-- BEGIN --

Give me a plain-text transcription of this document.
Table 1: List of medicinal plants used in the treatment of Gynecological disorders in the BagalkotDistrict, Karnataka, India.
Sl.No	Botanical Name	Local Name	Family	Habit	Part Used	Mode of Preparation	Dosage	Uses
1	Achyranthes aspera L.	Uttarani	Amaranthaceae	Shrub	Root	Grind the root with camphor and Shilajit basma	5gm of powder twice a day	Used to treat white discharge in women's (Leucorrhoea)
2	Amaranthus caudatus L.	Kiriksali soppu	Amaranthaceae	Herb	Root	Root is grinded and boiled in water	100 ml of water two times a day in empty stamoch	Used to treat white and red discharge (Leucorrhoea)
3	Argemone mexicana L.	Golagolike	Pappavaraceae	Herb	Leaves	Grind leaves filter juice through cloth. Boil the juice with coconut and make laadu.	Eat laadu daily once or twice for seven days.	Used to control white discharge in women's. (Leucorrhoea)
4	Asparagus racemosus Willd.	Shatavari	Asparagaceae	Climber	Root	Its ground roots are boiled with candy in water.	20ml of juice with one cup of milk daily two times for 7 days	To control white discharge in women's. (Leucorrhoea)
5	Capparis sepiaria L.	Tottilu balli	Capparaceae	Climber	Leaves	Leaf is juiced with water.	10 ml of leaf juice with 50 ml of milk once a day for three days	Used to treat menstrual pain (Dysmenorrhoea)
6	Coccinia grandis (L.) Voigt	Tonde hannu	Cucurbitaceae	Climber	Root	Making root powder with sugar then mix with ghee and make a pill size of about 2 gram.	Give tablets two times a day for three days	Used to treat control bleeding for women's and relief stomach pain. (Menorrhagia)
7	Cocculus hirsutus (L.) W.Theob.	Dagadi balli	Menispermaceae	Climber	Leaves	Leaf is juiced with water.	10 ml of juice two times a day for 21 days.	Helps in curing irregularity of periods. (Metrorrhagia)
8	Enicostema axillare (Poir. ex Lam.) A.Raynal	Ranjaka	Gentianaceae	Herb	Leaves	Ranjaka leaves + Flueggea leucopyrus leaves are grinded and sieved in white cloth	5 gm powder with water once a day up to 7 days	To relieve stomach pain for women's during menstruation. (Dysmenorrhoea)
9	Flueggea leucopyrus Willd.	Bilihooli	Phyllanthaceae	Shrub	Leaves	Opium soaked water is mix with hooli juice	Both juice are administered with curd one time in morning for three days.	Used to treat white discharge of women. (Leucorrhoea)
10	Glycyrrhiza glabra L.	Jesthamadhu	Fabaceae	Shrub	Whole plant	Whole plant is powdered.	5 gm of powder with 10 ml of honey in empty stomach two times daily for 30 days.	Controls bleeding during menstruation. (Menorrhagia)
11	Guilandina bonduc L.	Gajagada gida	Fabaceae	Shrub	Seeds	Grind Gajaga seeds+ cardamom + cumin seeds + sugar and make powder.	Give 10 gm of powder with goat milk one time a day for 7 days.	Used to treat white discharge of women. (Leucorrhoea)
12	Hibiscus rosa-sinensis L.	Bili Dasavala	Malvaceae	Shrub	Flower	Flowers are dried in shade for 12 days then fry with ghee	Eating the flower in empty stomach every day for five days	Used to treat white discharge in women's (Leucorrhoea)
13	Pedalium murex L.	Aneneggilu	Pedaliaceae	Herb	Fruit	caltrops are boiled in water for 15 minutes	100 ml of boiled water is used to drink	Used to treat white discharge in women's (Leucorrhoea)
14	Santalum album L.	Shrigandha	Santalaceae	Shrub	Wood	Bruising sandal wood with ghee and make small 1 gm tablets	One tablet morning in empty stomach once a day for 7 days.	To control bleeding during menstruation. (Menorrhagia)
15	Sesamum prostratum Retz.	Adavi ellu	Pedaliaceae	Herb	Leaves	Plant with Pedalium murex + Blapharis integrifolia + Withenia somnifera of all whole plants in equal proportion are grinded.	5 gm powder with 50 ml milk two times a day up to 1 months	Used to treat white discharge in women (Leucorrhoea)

-- END --

> AIM OF THE TASK
Each line must be given again exactly as written above.

> SOLUTION TO THE EXERCISE
Give me a plain-text transcription of this document.
Table 1: List of medicinal plants used in the treatment of Gynecological disorders in the BagalkotDistrict, Karnataka, India.
Sl.No	Botanical Name	Local Name	Family	Habit	Part Used	Mode of Preparation	Dosage	Uses
1	Achyranthes aspera L.	Uttarani	Amaranthaceae	Shrub	Root	Grind the root with camphor and Shilajit basma	5gm of powder twice a day	Used to treat white discharge in women's (Leucorrhoea)
2	Amaranthus caudatus L.	Kiriksali soppu	Amaranthaceae	Herb	Root	Root is grinded and boiled in water	100 ml of water two times a day in empty stamoch	Used to treat white and red discharge (Leucorrhoea)
3	Argemone mexicana L.	Golagolike	Pappavaraceae	Herb	Leaves	Grind leaves filter juice through cloth. Boil the juice with coconut and make laadu.	Eat laadu daily once or twice for seven days.	Used to control white discharge in women's. (Leucorrhoea)
4	Asparagus racemosus Willd.	Shatavari	Asparagaceae	Climber	Root	Its ground roots are boiled with candy in water.	20ml of juice with one cup of milk daily two times for 7 days	To control white discharge in women's. (Leucorrhoea)
5	Capparis sepiaria L.	Tottilu balli	Capparaceae	Climber	Leaves	Leaf is juiced with water.	10 ml of leaf juice with 50 ml of milk once a day for three days	Used to treat menstrual pain (Dysmenorrhoea)
6	Coccinia grandis (L.) Voigt	Tonde hannu	Cucurbitaceae	Climber	Root	Making root powder with sugar then mix with ghee and make a pill size of about 2 gram.	Give tablets two times a day for three days	Used to treat control bleeding for women's and relief stomach pain. (Menorrhagia)
7	Cocculus hirsutus (L.) W.Theob.	Dagadi balli	Menispermaceae	Climber	Leaves	Leaf is juiced with water.	10 ml of juice two times a day for 21 days.	Helps in curing irregularity of periods. (Metrorrhagia)
8	Enicostema axillare (Poir. ex Lam.) A.Raynal	Ranjaka	Gentianaceae	Herb	Leaves	Ranjaka leaves + Flueggea leucopyrus leaves are grinded and sieved in white cloth	5 gm powder with water once a day up to 7 days	To relieve stomach pain for women's during menstruation. (Dysmenorrhoea)
9	Flueggea leucopyrus Willd.	Bilihooli	Phyllanthaceae	Shrub	Leaves	Opium soaked water is mix with hooli juice	Both juice are administered with curd one time in morning for three days.	Used to treat white discharge of women. (Leucorrhoea)
10	Glycyrrhiza glabra L.	Jesthamadhu	Fabaceae	Shrub	Whole plant	Whole plant is powdered.	5 gm of powder with 10 ml of honey in empty stomach two times daily for 30 days.	Controls bleeding during menstruation. (Menorrhagia)
11	Guilandina bonduc L.	Gajagada gida	Fabaceae	Shrub	Seeds	Grind Gajaga seeds+ cardamom + cumin seeds + sugar and make powder.	Give 10 gm of powder with goat milk one time a day for 7 days.	Used to treat white discharge of women. (Leucorrhoea)
12	Hibiscus rosa-sinensis L.	Bili Dasavala	Malvaceae	Shrub	Flower	Flowers are dried in shade for 12 days then fry with ghee	Eating the flower in empty stomach every day for five days	Used to treat white discharge in women's (Leucorrhoea)
13	Pedalium murex L.	Aneneggilu	Pedaliaceae	Herb	Fruit	caltrops are boiled in water for 15 minutes	100 ml of boiled water is used to drink	Used to treat white discharge in women's (Leucorrhoea)
14	Santalum album L.	Shrigandha	Santalaceae	Shrub	Wood	Bruising sandal wood with ghee and make small 1 gm tablets	One tablet morning in empty stomach once a day for 7 days.	To control bleeding during menstruation. (Menorrhagia)
15	Sesamum prostratum Retz.	Adavi ellu	Pedaliaceae	Herb	Leaves	Plant with Pedalium murex + Blapharis integrifolia + Withenia somnifera of all whole plants in equal proportion are grinded.	5 gm powder with 50 ml milk two times a day up to 1 months	Used to treat white discharge in women (Leucorrhoea)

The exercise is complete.